What you are asked to do =>
Extract every line that contains the word "milieu".

Available data =>
━━━━

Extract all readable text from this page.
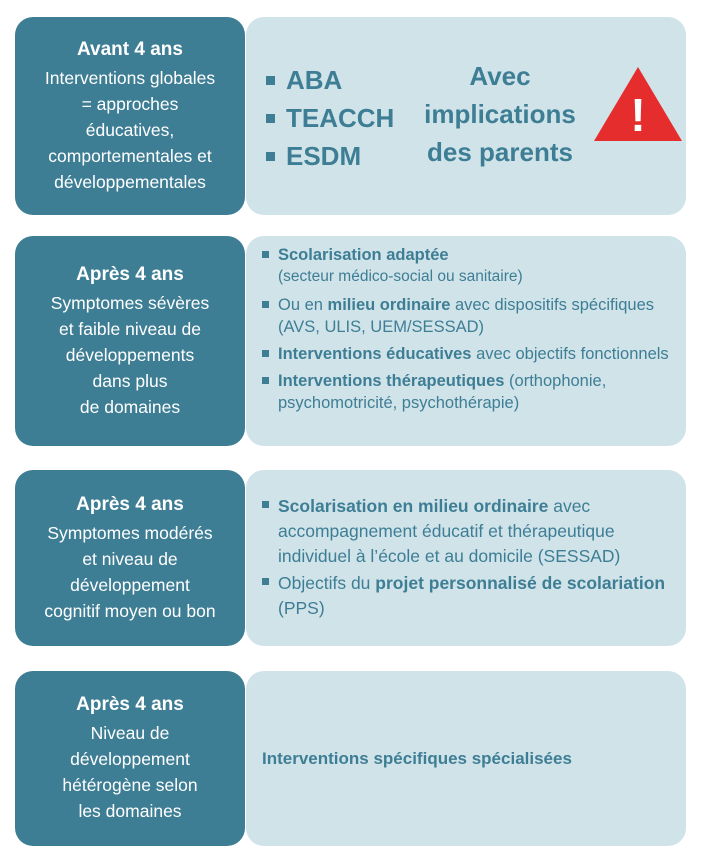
Avant 4 ans
Interventions globales
= approches
éducatives,
comportementales et
développementales
ABA
TEACCH
ESDM
Avec
implications
des parents
!
Après 4 ans
Symptomes sévères
et faible niveau de
développements
dans plus
de domaines
Scolarisation adaptée
(secteur médico-social ou sanitaire)
Ou en milieu ordinaire avec dispositifs spécifiques (AVS, ULIS, UEM/SESSAD)
Interventions éducatives avec objectifs fonctionnels
Interventions thérapeutiques (orthophonie, psychomotricité, psychothérapie)
Après 4 ans
Symptomes modérés
et niveau de
développement
cognitif moyen ou bon
Scolarisation en milieu ordinaire avec accompagnement éducatif et thérapeutique individuel à l’école et au domicile (SESSAD)
Objectifs du projet personnalisé de scolariation (PPS)
Après 4 ans
Niveau de
développement
hétérogène selon
les domaines
Interventions spécifiques spécialisées
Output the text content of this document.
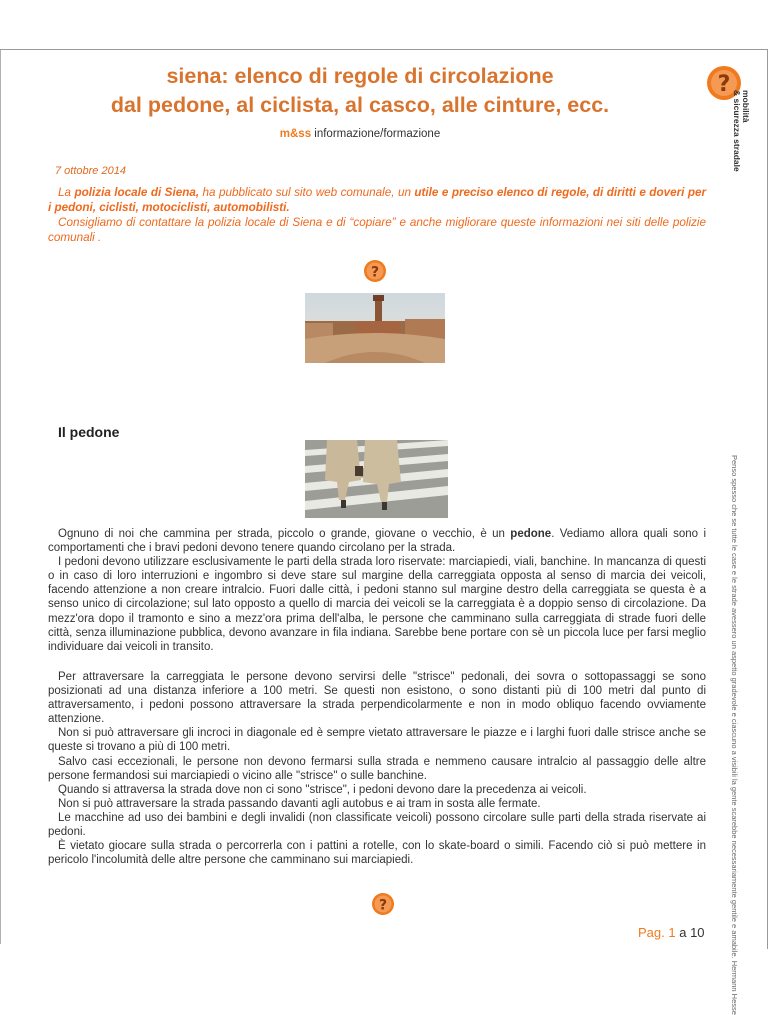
siena: elenco di regole di circolazione
dal pedone, al ciclista, al casco, alle cinture, ecc.
m&ss informazione/formazione
?
mobilità
& sicurezza stradale
Penso spesso che se tutte le case e le strade avessero un aspetto gradevole e ciascuno a visibili la gente scarebbe necessariamente gentile e amabile. Hermann Hesse
7 ottobre 2014

La polizia locale di Siena, ha pubblicato sul sito web comunale, un utile e preciso elenco di regole, di diritti e doveri per i pedoni, ciclisti, motociclisti, automobilisti.

Consigliamo di contattare la polizia locale di Siena e di “copiare” e anche migliorare queste informazioni nei siti delle polizie comunali .

?
Il pedone

Ognuno di noi che cammina per strada, piccolo o grande, giovane o vecchio, è un pedone. Vediamo allora quali sono i comportamenti che i bravi pedoni devono tenere quando circolano per la strada.

I pedoni devono utilizzare esclusivamente le parti della strada loro riservate: marciapiedi, viali, banchine. In mancanza di questi o in caso di loro interruzioni e ingombro si deve stare sul margine della carreggiata opposta al senso di marcia dei veicoli, facendo attenzione a non creare intralcio. Fuori dalle città, i pedoni stanno sul margine destro della carreggiata se questa è a senso unico di circolazione; sul lato opposto a quello di marcia dei veicoli se la carreggiata è a doppio senso di circolazione. Da mezz'ora dopo il tramonto e sino a mezz'ora prima dell'alba, le persone che camminano sulla carreggiata di strade fuori delle città, senza illuminazione pubblica, devono avanzare in fila indiana. Sarebbe bene portare con sè un piccola luce per farsi meglio individuare dai veicoli in transito.

Per attraversare la carreggiata le persone devono servirsi delle "strisce" pedonali, dei sovra o sottopassaggi se sono posizionati ad una distanza inferiore a 100 metri. Se questi non esistono, o sono distanti più di 100 metri dal punto di attraversamento, i pedoni possono attraversare la strada perpendicolarmente e non in modo obliquo facendo ovviamente attenzione.

Non si può attraversare gli incroci in diagonale ed è sempre vietato attraversare le piazze e i larghi fuori dalle strisce anche se queste si trovano a più di 100 metri.

Salvo casi eccezionali, le persone non devono fermarsi sulla strada e nemmeno causare intralcio al passaggio delle altre persone fermandosi sui marciapiedi o vicino alle "strisce" o sulle banchine.

Quando si attraversa la strada dove non ci sono "strisce", i pedoni devono dare la precedenza ai veicoli.

Non si può attraversare la strada passando davanti agli autobus e ai tram in sosta alle fermate.

Le macchine ad uso dei bambini e degli invalidi (non classificate veicoli) possono circolare sulle parti della strada riservate ai pedoni.

È vietato giocare sulla strada o percorrerla con i pattini a rotelle, con lo skate-board o simili. Facendo ciò si può mettere in pericolo l'incolumità delle altre persone che camminano sui marciapiedi.

?
Pag. 1 a 10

━━━━

Correct result =>
Ou en milieu ordinaire avec dispositifs spécifiques (AVS, ULIS, UEM/SESSAD)
Scolarisation en milieu ordinaire avec accompagnement éducatif et thérapeutique individuel à l’école et au domicile (SESSAD)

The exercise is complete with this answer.